Task requirements ->
Write out the whole listing word for word.

#### Records provided ####

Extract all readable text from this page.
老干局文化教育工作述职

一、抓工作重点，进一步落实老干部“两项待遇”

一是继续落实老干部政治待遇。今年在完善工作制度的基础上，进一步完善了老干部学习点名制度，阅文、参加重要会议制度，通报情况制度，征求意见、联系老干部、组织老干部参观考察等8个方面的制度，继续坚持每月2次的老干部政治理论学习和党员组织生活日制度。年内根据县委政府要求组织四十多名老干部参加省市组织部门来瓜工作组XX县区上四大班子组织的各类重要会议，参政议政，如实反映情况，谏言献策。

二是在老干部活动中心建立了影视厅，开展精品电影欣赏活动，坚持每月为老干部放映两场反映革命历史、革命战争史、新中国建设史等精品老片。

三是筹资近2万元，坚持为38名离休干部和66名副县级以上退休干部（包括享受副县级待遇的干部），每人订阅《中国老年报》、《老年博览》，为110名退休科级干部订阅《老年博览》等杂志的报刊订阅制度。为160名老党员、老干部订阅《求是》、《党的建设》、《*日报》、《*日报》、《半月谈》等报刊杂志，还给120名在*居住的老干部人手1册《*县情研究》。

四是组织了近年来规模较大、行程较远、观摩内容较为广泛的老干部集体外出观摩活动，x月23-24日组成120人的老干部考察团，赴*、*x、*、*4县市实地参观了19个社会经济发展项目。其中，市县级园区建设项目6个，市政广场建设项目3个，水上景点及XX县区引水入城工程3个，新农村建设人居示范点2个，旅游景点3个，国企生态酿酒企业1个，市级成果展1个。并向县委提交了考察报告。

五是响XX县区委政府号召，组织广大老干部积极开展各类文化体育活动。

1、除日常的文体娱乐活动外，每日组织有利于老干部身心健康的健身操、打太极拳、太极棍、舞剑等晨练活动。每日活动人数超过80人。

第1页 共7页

####

Task output ->
Extract all readable text from this page.
老干局文化教育工作述职

一、抓工作重点，进一步落实老干部“两项待遇”

一是继续落实老干部政治待遇。今年在完善工作制度的基础上，进一步完善了老干部学习点名制度，阅文、参加重要会议制度，通报情况制度，征求意见、联系老干部、组织老干部参观考察等8个方面的制度，继续坚持每月2次的老干部政治理论学习和党员组织生活日制度。年内根据县委政府要求组织四十多名老干部参加省市组织部门来瓜工作组XX县区上四大班子组织的各类重要会议，参政议政，如实反映情况，谏言献策。

二是在老干部活动中心建立了影视厅，开展精品电影欣赏活动，坚持每月为老干部放映两场反映革命历史、革命战争史、新中国建设史等精品老片。

三是筹资近2万元，坚持为38名离休干部和66名副县级以上退休干部（包括享受副县级待遇的干部），每人订阅《中国老年报》、《老年博览》，为110名退休科级干部订阅《老年博览》等杂志的报刊订阅制度。为160名老党员、老干部订阅《求是》、《党的建设》、《*日报》、《*日报》、《半月谈》等报刊杂志，还给120名在*居住的老干部人手1册《*县情研究》。

四是组织了近年来规模较大、行程较远、观摩内容较为广泛的老干部集体外出观摩活动，x月23-24日组成120人的老干部考察团，赴*、*x、*、*4县市实地参观了19个社会经济发展项目。其中，市县级园区建设项目6个，市政广场建设项目3个，水上景点及XX县区引水入城工程3个，新农村建设人居示范点2个，旅游景点3个，国企生态酿酒企业1个，市级成果展1个。并向县委提交了考察报告。

五是响XX县区委政府号召，组织广大老干部积极开展各类文化体育活动。

1、除日常的文体娱乐活动外，每日组织有利于老干部身心健康的健身操、打太极拳、太极棍、舞剑等晨练活动。每日活动人数超过80人。

第1页 共7页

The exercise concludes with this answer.